**What to work on:** Keep the pictures out of the copy and repeat the records exactly.

**Supplied records:**
◆ ◆ ◆ ◆ ◆
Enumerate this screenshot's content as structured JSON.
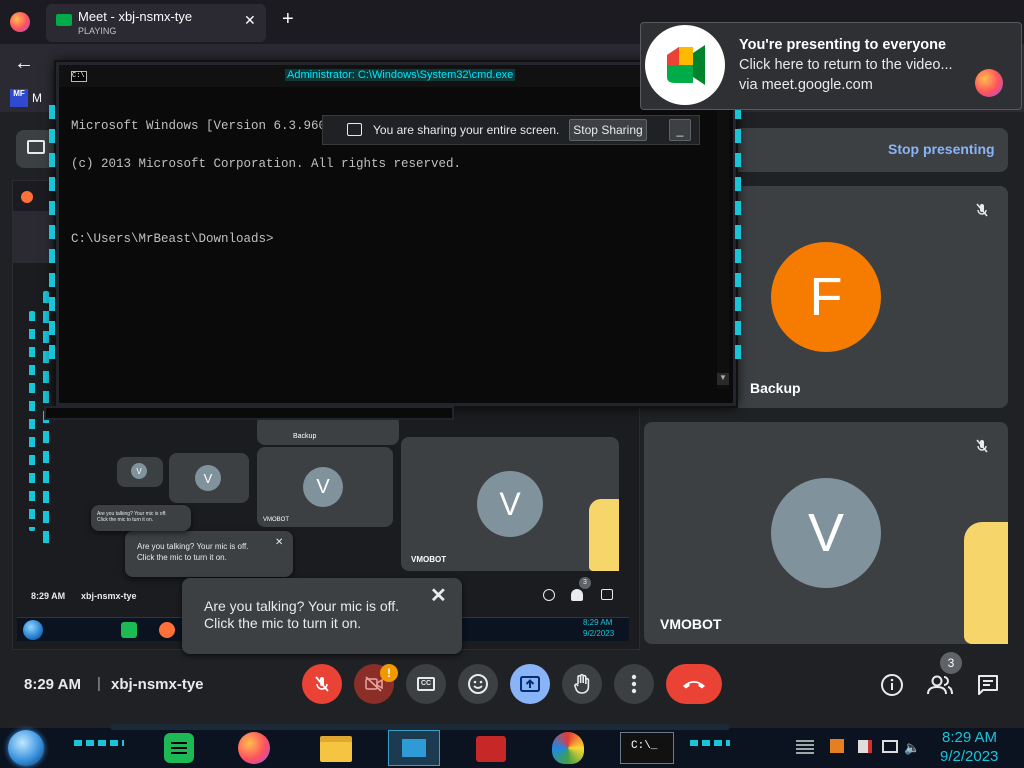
{
  "browser": {
    "tab_title": "Meet - xbj-nsmx-tye",
    "tab_status": "PLAYING",
    "bookmark_initials": "MF"
  },
  "colors": {
    "meet_bg": "#202124",
    "tile_bg": "#3c4043",
    "avatar_f": "#f57c00",
    "avatar_v": "#80929c",
    "red": "#ea4335",
    "blue_present": "#8ab4f8",
    "cmd_title_cyan": "#00e5ff"
  },
  "cmd": {
    "title": "Administrator: C:\\Windows\\System32\\cmd.exe",
    "line1": "Microsoft Windows [Version 6.3.9600]",
    "line2": "(c) 2013 Microsoft Corporation. All rights reserved.",
    "line3": "C:\\Users\\MrBeast\\Downloads>"
  },
  "sharebar": {
    "text": "You are sharing your entire screen.",
    "stop_label": "Stop Sharing",
    "hide_label": "_"
  },
  "notification": {
    "title": "You're presenting to everyone",
    "body": "Click here to return to the video...",
    "source": "via meet.google.com"
  },
  "presenting": {
    "stop_label": "Stop presenting"
  },
  "tiles": {
    "backup": {
      "initial": "F",
      "name": "Backup"
    },
    "vmobot": {
      "initial": "V",
      "name": "VMOBOT"
    }
  },
  "toast": {
    "line1": "Are you talking? Your mic is off.",
    "line2": "Click the mic to turn it on.",
    "close": "✕"
  },
  "bottom": {
    "time": "8:29 AM",
    "separator": "|",
    "meeting_code": "xbj-nsmx-tye",
    "people_count": "3",
    "cam_warning": "!"
  },
  "nested": {
    "time": "8:29 AM",
    "code": "xbj-nsmx-tye",
    "vm_name": "VMOBOT",
    "vm_initial": "V",
    "backup_name": "Backup",
    "count": "3",
    "tray_time": "8:29 AM",
    "tray_date": "9/2/2023"
  },
  "taskbar": {
    "time": "8:29 AM",
    "date": "9/2/2023",
    "cmd_label": "C:\\_"
  }
}
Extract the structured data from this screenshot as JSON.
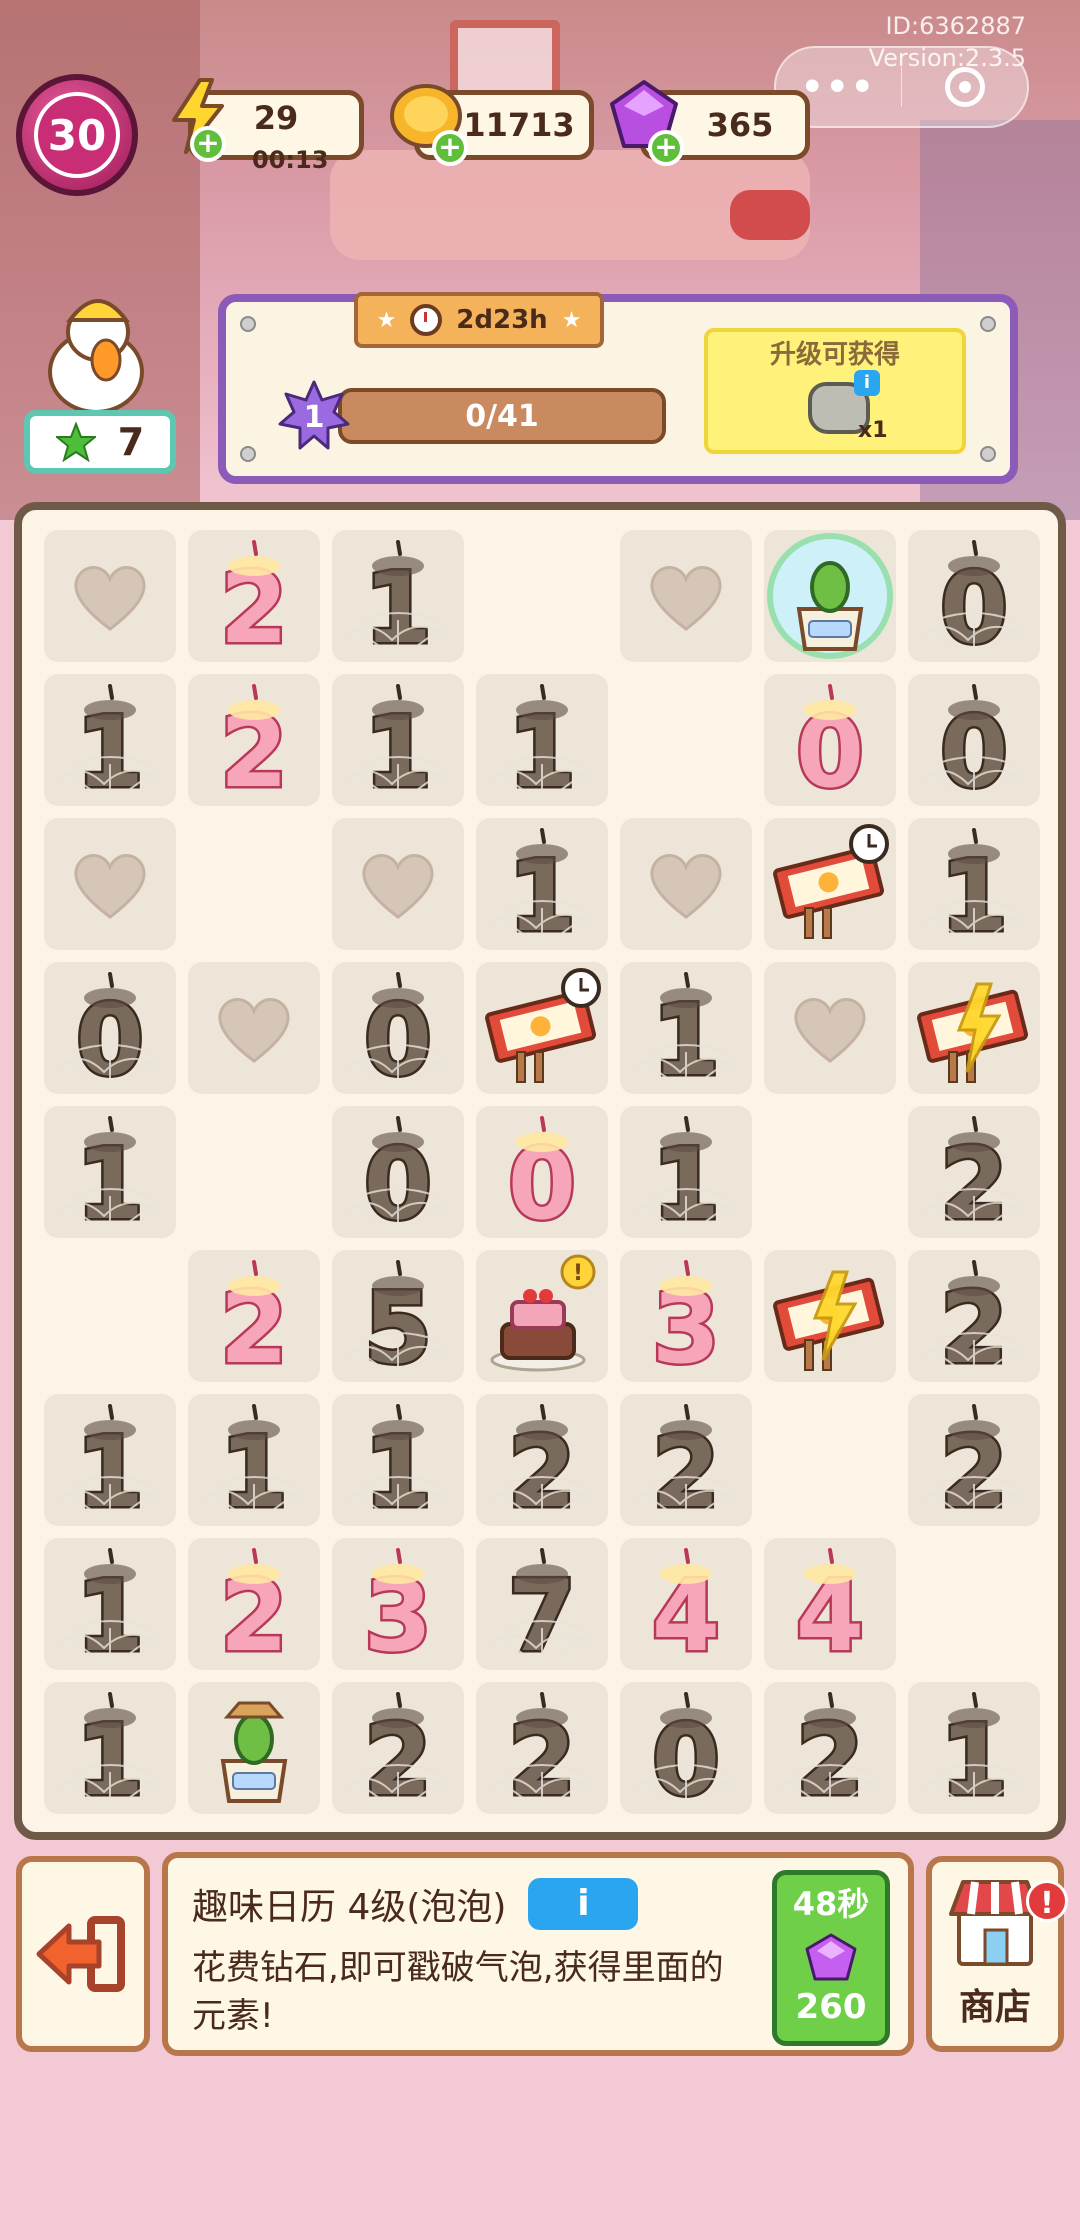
{
  "header": {
    "id_text": "ID:6362887",
    "version_text": "Version:2.3.5",
    "level": "30",
    "energy": "29",
    "energy_timer": "00:13",
    "coins": "11713",
    "gems": "365",
    "stars": "7"
  },
  "mini_program": {
    "more_label": "•••"
  },
  "event": {
    "time_left": "2d23h",
    "rank": "1",
    "progress_text": "0/41",
    "progress": 0,
    "reward_title": "升级可获得",
    "reward_qty": "x1",
    "reward_info": "i"
  },
  "board": {
    "rows": [
      [
        "heart",
        "pink-2",
        "web-1",
        "empty",
        "heart",
        "bubble-cactus",
        "web-0"
      ],
      [
        "web-1",
        "pink-2",
        "web-1",
        "web-1",
        "empty",
        "pink-0",
        "web-0"
      ],
      [
        "heart",
        "empty",
        "heart",
        "web-1",
        "heart",
        "matchbox-clock",
        "web-1"
      ],
      [
        "web-0",
        "heart",
        "web-0",
        "matchbox-clock",
        "web-1",
        "heart",
        "matchbox-bolt"
      ],
      [
        "web-1",
        "empty",
        "web-0",
        "pink-0",
        "web-1",
        "empty",
        "web-2"
      ],
      [
        "empty",
        "pink-2",
        "web-5",
        "cake",
        "pink-3",
        "matchbox-bolt",
        "web-2"
      ],
      [
        "web-1",
        "web-1",
        "web-1",
        "web-2",
        "web-2",
        "empty",
        "web-2"
      ],
      [
        "web-1",
        "pink-2",
        "pink-3",
        "web-7",
        "pink-4",
        "pink-4",
        "empty"
      ],
      [
        "web-1",
        "cactus",
        "web-2",
        "web-2",
        "web-0",
        "web-2",
        "web-1"
      ]
    ]
  },
  "info": {
    "title": "趣味日历 4级(泡泡)",
    "info_button": "i",
    "description": "花费钻石,即可戳破气泡,获得里面的元素!",
    "timer": "48秒",
    "cost": "260"
  },
  "shop": {
    "label": "商店",
    "alert": "!"
  }
}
◆ ◆ ◆ ◆ ◆
**Answer to this problem:**
Enumerate this screenshot's content as structured JSON.
{
  "browser": {
    "tab_title": "Meet - xbj-nsmx-tye",
    "tab_status": "PLAYING",
    "bookmark_initials": "MF"
  },
  "colors": {
    "meet_bg": "#202124",
    "tile_bg": "#3c4043",
    "avatar_f": "#f57c00",
    "avatar_v": "#80929c",
    "red": "#ea4335",
    "blue_present": "#8ab4f8",
    "cmd_title_cyan": "#00e5ff"
  },
  "cmd": {
    "title": "Administrator: C:\\Windows\\System32\\cmd.exe",
    "line1": "Microsoft Windows [Version 6.3.9600]",
    "line2": "(c) 2013 Microsoft Corporation. All rights reserved.",
    "line3": "C:\\Users\\MrBeast\\Downloads>"
  },
  "sharebar": {
    "text": "You are sharing your entire screen.",
    "stop_label": "Stop Sharing",
    "hide_label": "_"
  },
  "notification": {
    "title": "You're presenting to everyone",
    "body": "Click here to return to the video...",
    "source": "via meet.google.com"
  },
  "presenting": {
    "stop_label": "Stop presenting"
  },
  "tiles": {
    "backup": {
      "initial": "F",
      "name": "Backup"
    },
    "vmobot": {
      "initial": "V",
      "name": "VMOBOT"
    }
  },
  "toast": {
    "line1": "Are you talking? Your mic is off.",
    "line2": "Click the mic to turn it on.",
    "close": "✕"
  },
  "bottom": {
    "time": "8:29 AM",
    "separator": "|",
    "meeting_code": "xbj-nsmx-tye",
    "people_count": "3",
    "cam_warning": "!"
  },
  "nested": {
    "time": "8:29 AM",
    "code": "xbj-nsmx-tye",
    "vm_name": "VMOBOT",
    "vm_initial": "V",
    "backup_name": "Backup",
    "count": "3",
    "tray_time": "8:29 AM",
    "tray_date": "9/2/2023"
  },
  "taskbar": {
    "time": "8:29 AM",
    "date": "9/2/2023",
    "cmd_label": "C:\\_"
  }
}
Extract the structured data from this screenshot as JSON.
{
  "header": {
    "id_text": "ID:6362887",
    "version_text": "Version:2.3.5",
    "level": "30",
    "energy": "29",
    "energy_timer": "00:13",
    "coins": "11713",
    "gems": "365",
    "stars": "7"
  },
  "mini_program": {
    "more_label": "•••"
  },
  "event": {
    "time_left": "2d23h",
    "rank": "1",
    "progress_text": "0/41",
    "progress": 0,
    "reward_title": "升级可获得",
    "reward_qty": "x1",
    "reward_info": "i"
  },
  "board": {
    "rows": [
      [
        "heart",
        "pink-2",
        "web-1",
        "empty",
        "heart",
        "bubble-cactus",
        "web-0"
      ],
      [
        "web-1",
        "pink-2",
        "web-1",
        "web-1",
        "empty",
        "pink-0",
        "web-0"
      ],
      [
        "heart",
        "empty",
        "heart",
        "web-1",
        "heart",
        "matchbox-clock",
        "web-1"
      ],
      [
        "web-0",
        "heart",
        "web-0",
        "matchbox-clock",
        "web-1",
        "heart",
        "matchbox-bolt"
      ],
      [
        "web-1",
        "empty",
        "web-0",
        "pink-0",
        "web-1",
        "empty",
        "web-2"
      ],
      [
        "empty",
        "pink-2",
        "web-5",
        "cake",
        "pink-3",
        "matchbox-bolt",
        "web-2"
      ],
      [
        "web-1",
        "web-1",
        "web-1",
        "web-2",
        "web-2",
        "empty",
        "web-2"
      ],
      [
        "web-1",
        "pink-2",
        "pink-3",
        "web-7",
        "pink-4",
        "pink-4",
        "empty"
      ],
      [
        "web-1",
        "cactus",
        "web-2",
        "web-2",
        "web-0",
        "web-2",
        "web-1"
      ]
    ]
  },
  "info": {
    "title": "趣味日历 4级(泡泡)",
    "info_button": "i",
    "description": "花费钻石,即可戳破气泡,获得里面的元素!",
    "timer": "48秒",
    "cost": "260"
  },
  "shop": {
    "label": "商店",
    "alert": "!"
  }
}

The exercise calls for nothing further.